-- TASK DETAILS --
Lines holding the string "ylabel" are the ones to copy; find them all in the data.

-- INPUT MATERIAL --
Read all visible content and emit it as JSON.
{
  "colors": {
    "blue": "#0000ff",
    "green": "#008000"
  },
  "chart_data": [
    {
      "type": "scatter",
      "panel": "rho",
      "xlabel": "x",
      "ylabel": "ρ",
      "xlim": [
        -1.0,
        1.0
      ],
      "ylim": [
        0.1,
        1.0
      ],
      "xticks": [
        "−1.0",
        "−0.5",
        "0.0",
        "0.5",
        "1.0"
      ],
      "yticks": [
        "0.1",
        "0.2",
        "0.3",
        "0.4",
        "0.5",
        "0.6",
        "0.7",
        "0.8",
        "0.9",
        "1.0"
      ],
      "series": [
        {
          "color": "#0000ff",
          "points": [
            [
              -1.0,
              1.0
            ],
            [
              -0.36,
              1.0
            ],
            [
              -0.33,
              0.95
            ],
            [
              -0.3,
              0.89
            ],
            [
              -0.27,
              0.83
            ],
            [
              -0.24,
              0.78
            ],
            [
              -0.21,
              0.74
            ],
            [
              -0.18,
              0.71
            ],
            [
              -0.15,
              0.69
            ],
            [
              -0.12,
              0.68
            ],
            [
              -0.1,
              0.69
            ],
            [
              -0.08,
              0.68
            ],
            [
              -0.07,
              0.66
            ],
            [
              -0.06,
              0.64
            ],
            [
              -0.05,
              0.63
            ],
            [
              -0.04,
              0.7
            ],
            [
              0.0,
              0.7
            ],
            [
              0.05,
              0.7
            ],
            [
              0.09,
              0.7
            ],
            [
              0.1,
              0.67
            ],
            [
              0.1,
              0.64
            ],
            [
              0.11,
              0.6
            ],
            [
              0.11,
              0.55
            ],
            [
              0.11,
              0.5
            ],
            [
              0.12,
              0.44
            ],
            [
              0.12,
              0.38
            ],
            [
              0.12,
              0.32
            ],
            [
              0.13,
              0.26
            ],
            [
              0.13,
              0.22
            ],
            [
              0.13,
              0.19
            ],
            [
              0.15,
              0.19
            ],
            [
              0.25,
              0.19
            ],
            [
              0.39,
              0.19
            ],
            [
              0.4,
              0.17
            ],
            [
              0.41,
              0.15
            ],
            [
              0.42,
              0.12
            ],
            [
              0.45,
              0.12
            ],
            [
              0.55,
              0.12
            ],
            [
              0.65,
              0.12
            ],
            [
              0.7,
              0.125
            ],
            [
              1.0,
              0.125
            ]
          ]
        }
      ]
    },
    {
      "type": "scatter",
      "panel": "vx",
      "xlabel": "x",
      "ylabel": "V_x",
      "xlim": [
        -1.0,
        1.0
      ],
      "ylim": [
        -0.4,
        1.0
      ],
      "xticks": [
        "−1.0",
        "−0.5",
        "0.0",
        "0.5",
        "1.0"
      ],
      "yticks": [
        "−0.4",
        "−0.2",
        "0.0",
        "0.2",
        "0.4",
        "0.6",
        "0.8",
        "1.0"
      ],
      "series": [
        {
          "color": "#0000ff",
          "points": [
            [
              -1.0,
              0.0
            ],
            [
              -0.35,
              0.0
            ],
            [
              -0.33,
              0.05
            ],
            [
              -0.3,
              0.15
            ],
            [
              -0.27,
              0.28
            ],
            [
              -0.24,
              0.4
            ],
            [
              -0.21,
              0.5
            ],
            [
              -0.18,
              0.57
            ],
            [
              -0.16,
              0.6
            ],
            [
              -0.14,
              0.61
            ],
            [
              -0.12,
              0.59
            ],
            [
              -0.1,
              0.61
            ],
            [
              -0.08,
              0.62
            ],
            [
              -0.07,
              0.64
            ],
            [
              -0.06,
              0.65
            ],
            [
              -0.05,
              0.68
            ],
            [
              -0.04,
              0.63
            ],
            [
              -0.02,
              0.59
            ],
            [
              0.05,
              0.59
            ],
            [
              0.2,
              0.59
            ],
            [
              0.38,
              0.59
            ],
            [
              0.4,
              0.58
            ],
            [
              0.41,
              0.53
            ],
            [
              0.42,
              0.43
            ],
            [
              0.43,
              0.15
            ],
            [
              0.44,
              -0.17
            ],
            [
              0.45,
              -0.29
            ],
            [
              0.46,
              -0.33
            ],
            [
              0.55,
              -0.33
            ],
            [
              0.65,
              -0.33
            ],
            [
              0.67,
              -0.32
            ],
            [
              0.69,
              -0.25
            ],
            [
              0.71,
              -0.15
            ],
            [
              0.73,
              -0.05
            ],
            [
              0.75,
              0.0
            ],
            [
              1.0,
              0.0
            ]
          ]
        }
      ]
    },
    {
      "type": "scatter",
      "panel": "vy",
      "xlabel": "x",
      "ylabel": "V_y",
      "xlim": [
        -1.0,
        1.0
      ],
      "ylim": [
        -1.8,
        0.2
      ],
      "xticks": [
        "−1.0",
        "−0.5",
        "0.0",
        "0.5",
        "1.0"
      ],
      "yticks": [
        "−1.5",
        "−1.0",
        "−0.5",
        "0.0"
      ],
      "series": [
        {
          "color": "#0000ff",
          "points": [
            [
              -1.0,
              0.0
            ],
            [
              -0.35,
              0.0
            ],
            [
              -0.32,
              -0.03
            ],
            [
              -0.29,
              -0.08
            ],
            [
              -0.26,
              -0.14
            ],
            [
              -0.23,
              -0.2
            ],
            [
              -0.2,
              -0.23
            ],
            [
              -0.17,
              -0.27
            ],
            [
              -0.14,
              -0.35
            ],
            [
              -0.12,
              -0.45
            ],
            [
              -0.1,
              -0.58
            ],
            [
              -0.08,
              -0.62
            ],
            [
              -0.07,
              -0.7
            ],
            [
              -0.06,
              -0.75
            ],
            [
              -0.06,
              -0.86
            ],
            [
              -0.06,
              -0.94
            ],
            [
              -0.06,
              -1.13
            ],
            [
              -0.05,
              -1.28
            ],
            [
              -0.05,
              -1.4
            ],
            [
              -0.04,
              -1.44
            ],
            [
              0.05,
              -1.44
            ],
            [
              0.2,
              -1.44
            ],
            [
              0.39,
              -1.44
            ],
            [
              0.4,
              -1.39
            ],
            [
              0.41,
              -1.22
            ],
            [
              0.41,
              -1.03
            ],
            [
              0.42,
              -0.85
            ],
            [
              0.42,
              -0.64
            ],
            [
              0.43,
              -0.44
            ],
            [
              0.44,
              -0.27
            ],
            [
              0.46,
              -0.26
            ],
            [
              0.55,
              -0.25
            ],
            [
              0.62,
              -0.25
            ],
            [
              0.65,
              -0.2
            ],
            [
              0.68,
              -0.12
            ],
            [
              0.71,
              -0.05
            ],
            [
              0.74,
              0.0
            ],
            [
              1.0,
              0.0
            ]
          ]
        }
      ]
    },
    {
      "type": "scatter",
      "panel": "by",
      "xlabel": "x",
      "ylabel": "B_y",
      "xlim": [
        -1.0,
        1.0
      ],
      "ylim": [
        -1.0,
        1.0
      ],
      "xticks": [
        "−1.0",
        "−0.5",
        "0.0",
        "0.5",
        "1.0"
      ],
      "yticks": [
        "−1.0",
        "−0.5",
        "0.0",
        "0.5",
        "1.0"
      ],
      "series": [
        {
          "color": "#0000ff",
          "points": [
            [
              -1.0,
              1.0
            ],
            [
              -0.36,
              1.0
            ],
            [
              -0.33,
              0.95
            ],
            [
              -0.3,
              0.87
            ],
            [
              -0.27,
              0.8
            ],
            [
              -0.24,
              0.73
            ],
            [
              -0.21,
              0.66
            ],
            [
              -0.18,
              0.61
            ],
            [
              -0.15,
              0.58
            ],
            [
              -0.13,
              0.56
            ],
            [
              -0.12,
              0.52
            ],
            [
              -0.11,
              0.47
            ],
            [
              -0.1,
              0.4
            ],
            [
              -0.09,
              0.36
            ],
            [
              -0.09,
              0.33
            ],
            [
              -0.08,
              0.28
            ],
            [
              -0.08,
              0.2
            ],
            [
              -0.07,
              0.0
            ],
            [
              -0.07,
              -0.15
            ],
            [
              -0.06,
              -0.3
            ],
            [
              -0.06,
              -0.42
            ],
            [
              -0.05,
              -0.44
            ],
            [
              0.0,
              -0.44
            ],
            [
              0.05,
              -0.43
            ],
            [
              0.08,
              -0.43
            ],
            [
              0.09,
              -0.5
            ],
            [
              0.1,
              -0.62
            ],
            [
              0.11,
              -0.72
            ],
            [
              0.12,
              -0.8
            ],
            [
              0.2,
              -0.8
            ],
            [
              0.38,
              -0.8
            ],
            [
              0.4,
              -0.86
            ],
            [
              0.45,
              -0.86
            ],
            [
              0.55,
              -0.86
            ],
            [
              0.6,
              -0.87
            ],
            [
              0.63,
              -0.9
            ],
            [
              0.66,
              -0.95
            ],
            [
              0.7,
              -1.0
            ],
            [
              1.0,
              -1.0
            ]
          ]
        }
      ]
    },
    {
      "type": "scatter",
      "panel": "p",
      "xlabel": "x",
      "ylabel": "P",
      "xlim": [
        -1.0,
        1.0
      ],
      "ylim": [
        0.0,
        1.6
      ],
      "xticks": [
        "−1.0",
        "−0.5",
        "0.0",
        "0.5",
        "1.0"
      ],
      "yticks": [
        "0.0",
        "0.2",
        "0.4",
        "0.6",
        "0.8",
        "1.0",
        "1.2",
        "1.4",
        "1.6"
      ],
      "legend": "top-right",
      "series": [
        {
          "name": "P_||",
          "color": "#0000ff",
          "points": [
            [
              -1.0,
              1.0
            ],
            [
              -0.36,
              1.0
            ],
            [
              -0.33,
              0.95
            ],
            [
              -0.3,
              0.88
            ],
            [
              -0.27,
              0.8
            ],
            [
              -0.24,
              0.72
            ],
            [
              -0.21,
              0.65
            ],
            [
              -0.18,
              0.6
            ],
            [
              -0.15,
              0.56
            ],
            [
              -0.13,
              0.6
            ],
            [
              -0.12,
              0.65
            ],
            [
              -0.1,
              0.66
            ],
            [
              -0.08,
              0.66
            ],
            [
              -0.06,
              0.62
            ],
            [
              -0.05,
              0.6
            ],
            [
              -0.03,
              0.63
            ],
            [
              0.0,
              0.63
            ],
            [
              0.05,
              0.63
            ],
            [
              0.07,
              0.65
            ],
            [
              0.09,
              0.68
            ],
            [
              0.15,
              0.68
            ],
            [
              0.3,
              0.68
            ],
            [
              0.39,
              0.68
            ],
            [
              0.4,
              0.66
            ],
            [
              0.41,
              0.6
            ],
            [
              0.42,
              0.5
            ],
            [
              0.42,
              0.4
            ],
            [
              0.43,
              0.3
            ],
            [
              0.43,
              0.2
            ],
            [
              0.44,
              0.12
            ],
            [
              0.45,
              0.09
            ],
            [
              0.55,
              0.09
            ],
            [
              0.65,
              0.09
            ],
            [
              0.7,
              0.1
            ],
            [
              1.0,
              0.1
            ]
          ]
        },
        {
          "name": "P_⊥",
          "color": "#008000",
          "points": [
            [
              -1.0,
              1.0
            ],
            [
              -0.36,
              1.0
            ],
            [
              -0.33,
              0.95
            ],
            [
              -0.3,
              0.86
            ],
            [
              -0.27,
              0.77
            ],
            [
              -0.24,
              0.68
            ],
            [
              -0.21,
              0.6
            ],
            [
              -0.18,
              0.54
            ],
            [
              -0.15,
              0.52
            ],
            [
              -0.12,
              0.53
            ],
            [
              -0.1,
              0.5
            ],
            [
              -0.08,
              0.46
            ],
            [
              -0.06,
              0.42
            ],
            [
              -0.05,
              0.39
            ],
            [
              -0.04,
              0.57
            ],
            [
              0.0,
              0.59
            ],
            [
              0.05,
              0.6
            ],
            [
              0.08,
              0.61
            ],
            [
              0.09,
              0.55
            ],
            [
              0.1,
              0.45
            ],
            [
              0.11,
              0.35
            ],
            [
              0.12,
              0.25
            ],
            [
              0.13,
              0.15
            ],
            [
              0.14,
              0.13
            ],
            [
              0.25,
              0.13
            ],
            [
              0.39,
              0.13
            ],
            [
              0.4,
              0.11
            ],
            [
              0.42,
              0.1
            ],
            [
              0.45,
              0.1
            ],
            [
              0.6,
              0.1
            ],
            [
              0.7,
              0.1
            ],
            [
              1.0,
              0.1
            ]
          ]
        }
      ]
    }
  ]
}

-- SOLUTION --
      "ylabel": "ρ",
      "ylabel": "V_x",
      "ylabel": "V_y",
      "ylabel": "B_y",
      "ylabel": "P",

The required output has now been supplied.